__What you should do__. Output each entry that follows exactly. Images stay out.

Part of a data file
⁂
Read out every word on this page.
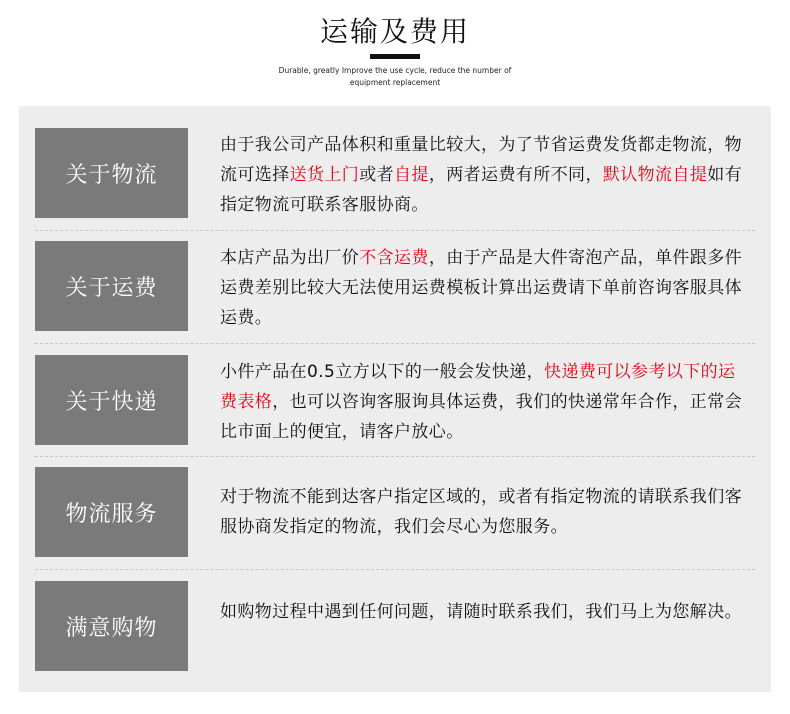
运输及费用
Durable, greatly Improve the use cycle, reduce the number of
equipment replacement
关于物流
由于我公司产品体积和重量比较大，为了节省运费发货都走物流，物流可选择送货上门或者自提，两者运费有所不同，默认物流自提如有指定物流可联系客服协商。
关于运费
本店产品为出厂价不含运费，由于产品是大件寄泡产品，单件跟多件运费差别比较大无法使用运费模板计算出运费请下单前咨询客服具体运费。
关于快递
小件产品在0.5立方以下的一般会发快递，快递费可以参考以下的运费表格，也可以咨询客服询具体运费，我们的快递常年合作，正常会比市面上的便宜，请客户放心。
物流服务
对于物流不能到达客户指定区域的，或者有指定物流的请联系我们客服协商发指定的物流，我们会尽心为您服务。
满意购物
如购物过程中遇到任何问题，请随时联系我们，我们马上为您解决。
⁂
__Response below__.
Read out every word on this page.
运输及费用
Durable, greatly Improve the use cycle, reduce the number of
equipment replacement
关于物流
由于我公司产品体积和重量比较大，为了节省运费发货都走物流，物流可选择送货上门或者自提，两者运费有所不同，默认物流自提如有指定物流可联系客服协商。
关于运费
本店产品为出厂价不含运费，由于产品是大件寄泡产品，单件跟多件运费差别比较大无法使用运费模板计算出运费请下单前咨询客服具体运费。
关于快递
小件产品在0.5立方以下的一般会发快递，快递费可以参考以下的运费表格，也可以咨询客服询具体运费，我们的快递常年合作，正常会比市面上的便宜，请客户放心。
物流服务
对于物流不能到达客户指定区域的，或者有指定物流的请联系我们客服协商发指定的物流，我们会尽心为您服务。
满意购物
如购物过程中遇到任何问题，请随时联系我们，我们马上为您解决。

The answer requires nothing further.